**Problem statement:** Quote the records in full and leave their pictures out.

**Records:**
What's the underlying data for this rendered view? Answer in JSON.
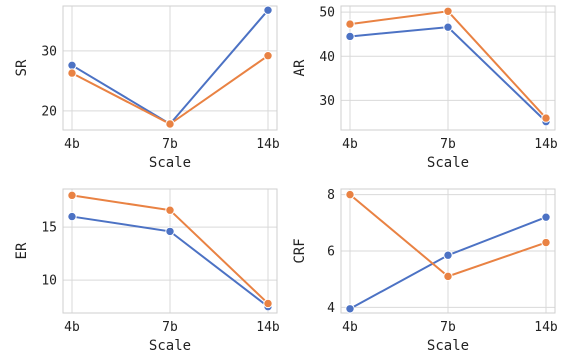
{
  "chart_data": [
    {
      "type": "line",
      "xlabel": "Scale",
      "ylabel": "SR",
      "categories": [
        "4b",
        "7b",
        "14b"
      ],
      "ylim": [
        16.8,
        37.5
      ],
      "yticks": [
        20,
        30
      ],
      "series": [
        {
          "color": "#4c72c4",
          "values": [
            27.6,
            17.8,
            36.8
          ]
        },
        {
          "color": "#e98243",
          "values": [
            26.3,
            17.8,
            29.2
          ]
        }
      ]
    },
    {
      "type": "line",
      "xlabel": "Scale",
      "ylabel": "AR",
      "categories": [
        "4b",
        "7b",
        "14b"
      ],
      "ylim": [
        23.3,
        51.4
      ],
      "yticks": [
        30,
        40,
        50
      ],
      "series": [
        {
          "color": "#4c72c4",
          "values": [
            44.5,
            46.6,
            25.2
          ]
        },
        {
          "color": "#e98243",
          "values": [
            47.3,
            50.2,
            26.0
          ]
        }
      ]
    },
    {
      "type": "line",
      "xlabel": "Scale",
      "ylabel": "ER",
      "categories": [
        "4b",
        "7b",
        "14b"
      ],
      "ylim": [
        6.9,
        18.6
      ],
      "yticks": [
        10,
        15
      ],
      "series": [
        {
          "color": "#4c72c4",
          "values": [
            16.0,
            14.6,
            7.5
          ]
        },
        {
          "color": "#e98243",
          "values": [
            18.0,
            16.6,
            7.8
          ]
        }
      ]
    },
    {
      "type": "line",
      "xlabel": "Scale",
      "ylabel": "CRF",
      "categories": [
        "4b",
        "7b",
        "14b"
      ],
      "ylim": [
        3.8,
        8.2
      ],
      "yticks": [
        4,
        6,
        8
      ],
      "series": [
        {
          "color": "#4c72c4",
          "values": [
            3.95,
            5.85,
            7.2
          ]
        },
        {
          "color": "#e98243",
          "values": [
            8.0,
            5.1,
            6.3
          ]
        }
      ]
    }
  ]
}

**Task result:**
What's the underlying data for this rendered view? Answer in JSON.
{
  "chart_data": [
    {
      "type": "line",
      "xlabel": "Scale",
      "ylabel": "SR",
      "categories": [
        "4b",
        "7b",
        "14b"
      ],
      "ylim": [
        16.8,
        37.5
      ],
      "yticks": [
        20,
        30
      ],
      "series": [
        {
          "color": "#4c72c4",
          "values": [
            27.6,
            17.8,
            36.8
          ]
        },
        {
          "color": "#e98243",
          "values": [
            26.3,
            17.8,
            29.2
          ]
        }
      ]
    },
    {
      "type": "line",
      "xlabel": "Scale",
      "ylabel": "AR",
      "categories": [
        "4b",
        "7b",
        "14b"
      ],
      "ylim": [
        23.3,
        51.4
      ],
      "yticks": [
        30,
        40,
        50
      ],
      "series": [
        {
          "color": "#4c72c4",
          "values": [
            44.5,
            46.6,
            25.2
          ]
        },
        {
          "color": "#e98243",
          "values": [
            47.3,
            50.2,
            26.0
          ]
        }
      ]
    },
    {
      "type": "line",
      "xlabel": "Scale",
      "ylabel": "ER",
      "categories": [
        "4b",
        "7b",
        "14b"
      ],
      "ylim": [
        6.9,
        18.6
      ],
      "yticks": [
        10,
        15
      ],
      "series": [
        {
          "color": "#4c72c4",
          "values": [
            16.0,
            14.6,
            7.5
          ]
        },
        {
          "color": "#e98243",
          "values": [
            18.0,
            16.6,
            7.8
          ]
        }
      ]
    },
    {
      "type": "line",
      "xlabel": "Scale",
      "ylabel": "CRF",
      "categories": [
        "4b",
        "7b",
        "14b"
      ],
      "ylim": [
        3.8,
        8.2
      ],
      "yticks": [
        4,
        6,
        8
      ],
      "series": [
        {
          "color": "#4c72c4",
          "values": [
            3.95,
            5.85,
            7.2
          ]
        },
        {
          "color": "#e98243",
          "values": [
            8.0,
            5.1,
            6.3
          ]
        }
      ]
    }
  ]
}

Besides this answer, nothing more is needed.